Chart and figure data
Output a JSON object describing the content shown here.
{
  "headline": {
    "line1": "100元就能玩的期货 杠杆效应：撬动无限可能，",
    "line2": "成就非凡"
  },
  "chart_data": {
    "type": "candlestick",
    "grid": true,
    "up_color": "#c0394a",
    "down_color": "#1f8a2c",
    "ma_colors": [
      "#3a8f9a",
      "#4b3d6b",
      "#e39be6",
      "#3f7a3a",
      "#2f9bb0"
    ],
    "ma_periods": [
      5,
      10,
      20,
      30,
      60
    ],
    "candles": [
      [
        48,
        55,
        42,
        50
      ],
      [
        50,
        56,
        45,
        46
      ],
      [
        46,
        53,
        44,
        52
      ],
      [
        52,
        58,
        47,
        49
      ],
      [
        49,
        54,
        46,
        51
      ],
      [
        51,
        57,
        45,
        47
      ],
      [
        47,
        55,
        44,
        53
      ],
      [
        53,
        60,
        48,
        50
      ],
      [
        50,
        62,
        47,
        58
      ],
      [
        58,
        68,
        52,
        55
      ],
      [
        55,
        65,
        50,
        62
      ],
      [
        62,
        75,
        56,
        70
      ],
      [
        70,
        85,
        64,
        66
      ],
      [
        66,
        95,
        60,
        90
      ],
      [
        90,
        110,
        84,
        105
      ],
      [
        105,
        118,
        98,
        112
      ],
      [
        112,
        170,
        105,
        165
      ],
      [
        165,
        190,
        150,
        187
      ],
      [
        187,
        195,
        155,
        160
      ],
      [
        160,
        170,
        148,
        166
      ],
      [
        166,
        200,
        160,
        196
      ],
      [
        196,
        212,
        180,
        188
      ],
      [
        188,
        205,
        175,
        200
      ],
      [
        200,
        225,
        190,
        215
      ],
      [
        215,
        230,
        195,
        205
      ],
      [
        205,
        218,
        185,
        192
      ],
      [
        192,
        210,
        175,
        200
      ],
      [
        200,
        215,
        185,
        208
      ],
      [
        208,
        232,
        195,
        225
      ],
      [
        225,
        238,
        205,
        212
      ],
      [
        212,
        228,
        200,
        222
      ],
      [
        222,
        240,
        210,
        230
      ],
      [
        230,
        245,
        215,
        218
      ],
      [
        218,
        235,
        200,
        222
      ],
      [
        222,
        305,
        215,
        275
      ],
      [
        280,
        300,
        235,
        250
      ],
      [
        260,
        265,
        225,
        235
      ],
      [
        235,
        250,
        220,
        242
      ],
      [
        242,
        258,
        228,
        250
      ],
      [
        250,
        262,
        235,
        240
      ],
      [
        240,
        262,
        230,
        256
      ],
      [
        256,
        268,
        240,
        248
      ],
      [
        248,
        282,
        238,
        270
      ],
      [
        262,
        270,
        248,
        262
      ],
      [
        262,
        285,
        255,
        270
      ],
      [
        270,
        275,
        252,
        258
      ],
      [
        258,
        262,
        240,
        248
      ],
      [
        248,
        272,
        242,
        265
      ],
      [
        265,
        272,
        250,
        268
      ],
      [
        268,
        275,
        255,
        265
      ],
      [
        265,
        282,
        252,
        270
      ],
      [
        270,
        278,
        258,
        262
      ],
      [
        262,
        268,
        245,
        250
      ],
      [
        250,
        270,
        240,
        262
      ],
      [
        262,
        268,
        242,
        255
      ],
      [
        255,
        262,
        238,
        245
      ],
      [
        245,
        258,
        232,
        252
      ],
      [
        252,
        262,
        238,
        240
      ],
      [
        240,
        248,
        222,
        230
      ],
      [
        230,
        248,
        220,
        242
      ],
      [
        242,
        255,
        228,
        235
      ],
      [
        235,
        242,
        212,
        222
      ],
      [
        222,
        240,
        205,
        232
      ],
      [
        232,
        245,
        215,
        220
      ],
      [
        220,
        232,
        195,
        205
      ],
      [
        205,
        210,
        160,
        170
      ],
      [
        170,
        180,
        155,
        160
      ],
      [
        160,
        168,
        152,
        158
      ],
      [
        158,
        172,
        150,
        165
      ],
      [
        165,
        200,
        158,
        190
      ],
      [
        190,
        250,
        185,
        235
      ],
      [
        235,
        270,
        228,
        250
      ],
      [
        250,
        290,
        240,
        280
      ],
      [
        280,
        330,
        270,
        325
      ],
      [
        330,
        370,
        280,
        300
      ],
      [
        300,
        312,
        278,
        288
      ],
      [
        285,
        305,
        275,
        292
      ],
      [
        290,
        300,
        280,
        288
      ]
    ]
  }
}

---

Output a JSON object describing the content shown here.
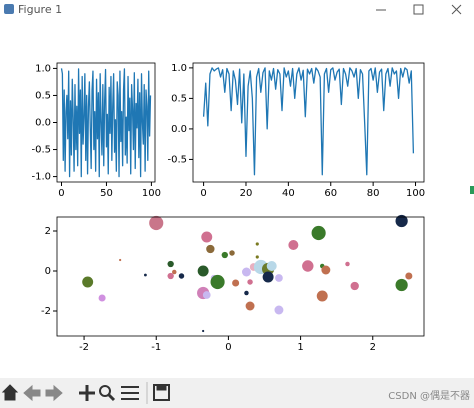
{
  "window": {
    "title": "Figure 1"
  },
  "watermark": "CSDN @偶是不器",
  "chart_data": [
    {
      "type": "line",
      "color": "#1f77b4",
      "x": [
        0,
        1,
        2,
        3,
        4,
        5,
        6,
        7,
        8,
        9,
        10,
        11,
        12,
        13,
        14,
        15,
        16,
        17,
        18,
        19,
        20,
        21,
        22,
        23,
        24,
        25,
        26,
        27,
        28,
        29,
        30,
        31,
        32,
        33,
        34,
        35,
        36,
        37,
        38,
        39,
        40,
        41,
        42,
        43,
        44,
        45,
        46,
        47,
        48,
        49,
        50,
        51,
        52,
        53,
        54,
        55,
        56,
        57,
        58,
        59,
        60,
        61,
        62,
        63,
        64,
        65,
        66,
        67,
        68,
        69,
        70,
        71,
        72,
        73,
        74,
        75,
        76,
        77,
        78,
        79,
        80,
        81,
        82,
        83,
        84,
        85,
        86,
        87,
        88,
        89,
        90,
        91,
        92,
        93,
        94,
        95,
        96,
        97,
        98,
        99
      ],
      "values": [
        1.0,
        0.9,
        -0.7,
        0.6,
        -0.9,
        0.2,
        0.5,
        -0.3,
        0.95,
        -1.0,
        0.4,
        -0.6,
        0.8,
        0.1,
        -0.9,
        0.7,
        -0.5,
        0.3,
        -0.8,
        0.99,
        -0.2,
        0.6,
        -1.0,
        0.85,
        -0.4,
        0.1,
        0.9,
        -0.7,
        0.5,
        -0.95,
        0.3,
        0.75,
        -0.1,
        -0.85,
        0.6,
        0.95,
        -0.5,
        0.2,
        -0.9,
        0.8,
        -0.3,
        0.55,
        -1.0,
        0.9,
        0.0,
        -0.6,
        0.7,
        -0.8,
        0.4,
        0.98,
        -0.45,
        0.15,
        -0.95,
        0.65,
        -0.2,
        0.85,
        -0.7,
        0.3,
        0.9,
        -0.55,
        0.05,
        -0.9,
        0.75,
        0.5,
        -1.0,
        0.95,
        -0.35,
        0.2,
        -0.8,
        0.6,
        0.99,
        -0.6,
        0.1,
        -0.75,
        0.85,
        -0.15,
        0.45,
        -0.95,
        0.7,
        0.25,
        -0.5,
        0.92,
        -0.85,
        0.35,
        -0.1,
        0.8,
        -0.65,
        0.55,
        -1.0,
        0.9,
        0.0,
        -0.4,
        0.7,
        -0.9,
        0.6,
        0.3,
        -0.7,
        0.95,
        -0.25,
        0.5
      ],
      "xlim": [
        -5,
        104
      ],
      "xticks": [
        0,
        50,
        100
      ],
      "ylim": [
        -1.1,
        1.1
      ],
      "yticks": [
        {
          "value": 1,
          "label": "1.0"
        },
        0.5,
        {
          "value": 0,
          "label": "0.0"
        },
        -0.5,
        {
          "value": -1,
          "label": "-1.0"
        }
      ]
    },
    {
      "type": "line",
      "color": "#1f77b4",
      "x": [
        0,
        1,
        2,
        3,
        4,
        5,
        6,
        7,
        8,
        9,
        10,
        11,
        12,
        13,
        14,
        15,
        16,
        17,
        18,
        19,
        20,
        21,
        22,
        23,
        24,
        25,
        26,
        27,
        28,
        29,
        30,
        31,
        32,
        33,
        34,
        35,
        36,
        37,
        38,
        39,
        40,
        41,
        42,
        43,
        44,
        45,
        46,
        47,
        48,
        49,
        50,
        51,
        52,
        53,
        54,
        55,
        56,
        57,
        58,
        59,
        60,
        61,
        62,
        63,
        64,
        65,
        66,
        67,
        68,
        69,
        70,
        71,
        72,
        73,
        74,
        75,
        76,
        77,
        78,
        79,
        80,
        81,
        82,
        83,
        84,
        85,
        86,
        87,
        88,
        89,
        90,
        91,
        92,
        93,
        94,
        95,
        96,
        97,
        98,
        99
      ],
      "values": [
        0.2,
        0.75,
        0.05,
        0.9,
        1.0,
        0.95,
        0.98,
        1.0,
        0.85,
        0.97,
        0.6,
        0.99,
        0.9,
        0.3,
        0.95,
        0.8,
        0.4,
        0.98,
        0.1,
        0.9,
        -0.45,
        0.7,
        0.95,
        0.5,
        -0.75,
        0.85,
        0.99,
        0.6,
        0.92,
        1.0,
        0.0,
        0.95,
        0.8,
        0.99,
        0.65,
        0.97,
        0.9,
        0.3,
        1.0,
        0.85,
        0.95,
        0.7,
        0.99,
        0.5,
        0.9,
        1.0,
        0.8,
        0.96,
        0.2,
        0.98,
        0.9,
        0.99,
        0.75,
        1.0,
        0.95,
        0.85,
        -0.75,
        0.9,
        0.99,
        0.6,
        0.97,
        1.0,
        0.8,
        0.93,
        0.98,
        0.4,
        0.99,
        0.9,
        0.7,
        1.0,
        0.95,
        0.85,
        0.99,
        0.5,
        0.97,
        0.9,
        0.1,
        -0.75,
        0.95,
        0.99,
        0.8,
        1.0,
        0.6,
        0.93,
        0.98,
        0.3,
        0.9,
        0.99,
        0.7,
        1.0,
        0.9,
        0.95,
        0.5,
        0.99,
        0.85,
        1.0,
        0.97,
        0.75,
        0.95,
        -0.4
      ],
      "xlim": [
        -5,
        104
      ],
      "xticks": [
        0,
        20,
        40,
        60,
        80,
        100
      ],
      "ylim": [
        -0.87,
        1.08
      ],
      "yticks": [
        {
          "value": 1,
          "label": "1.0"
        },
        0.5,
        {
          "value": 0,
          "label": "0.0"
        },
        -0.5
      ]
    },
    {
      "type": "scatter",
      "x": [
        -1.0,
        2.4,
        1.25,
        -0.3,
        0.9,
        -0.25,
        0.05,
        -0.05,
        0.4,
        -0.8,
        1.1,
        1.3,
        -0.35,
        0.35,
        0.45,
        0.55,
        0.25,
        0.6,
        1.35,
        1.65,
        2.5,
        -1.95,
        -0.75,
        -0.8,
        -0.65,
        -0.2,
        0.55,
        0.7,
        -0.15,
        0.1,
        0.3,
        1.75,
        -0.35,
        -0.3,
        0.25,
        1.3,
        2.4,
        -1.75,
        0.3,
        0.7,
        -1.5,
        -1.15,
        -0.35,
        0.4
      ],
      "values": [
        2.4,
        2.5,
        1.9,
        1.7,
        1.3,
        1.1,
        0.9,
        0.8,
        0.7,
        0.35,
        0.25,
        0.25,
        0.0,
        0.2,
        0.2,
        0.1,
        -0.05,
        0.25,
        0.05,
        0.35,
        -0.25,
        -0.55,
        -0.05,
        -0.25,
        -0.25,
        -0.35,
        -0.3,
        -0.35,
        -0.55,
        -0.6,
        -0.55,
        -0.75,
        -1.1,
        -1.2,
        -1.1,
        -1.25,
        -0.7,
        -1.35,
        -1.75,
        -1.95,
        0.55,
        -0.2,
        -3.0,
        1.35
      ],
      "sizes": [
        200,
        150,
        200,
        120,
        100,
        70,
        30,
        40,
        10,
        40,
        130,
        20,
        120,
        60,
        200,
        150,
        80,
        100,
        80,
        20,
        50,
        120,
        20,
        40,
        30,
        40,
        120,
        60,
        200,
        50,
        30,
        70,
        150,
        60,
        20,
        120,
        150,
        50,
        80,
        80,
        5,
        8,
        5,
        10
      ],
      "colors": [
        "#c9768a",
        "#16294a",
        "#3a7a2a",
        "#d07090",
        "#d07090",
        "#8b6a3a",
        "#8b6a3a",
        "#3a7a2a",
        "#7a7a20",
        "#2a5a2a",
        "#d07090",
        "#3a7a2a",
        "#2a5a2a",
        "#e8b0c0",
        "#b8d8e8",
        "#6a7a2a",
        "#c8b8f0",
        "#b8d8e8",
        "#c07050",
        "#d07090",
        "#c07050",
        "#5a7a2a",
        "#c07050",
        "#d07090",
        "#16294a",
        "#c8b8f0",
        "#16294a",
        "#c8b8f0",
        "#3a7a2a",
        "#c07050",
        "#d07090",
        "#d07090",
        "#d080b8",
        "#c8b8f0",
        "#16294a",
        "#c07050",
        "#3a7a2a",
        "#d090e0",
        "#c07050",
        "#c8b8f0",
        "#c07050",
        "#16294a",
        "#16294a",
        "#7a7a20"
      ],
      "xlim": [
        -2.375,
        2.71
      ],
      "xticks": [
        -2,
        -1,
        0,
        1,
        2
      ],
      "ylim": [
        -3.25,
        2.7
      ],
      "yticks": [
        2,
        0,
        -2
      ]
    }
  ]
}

EXERCISE INSTRUCTIONS
Locate the word "type" in the records and collect each line it appears in.

SOLUTION FOR THIS EXERCISE
    "type": "candlestick",
      "type": "line",
      "type": "line",
      "type": "scatter",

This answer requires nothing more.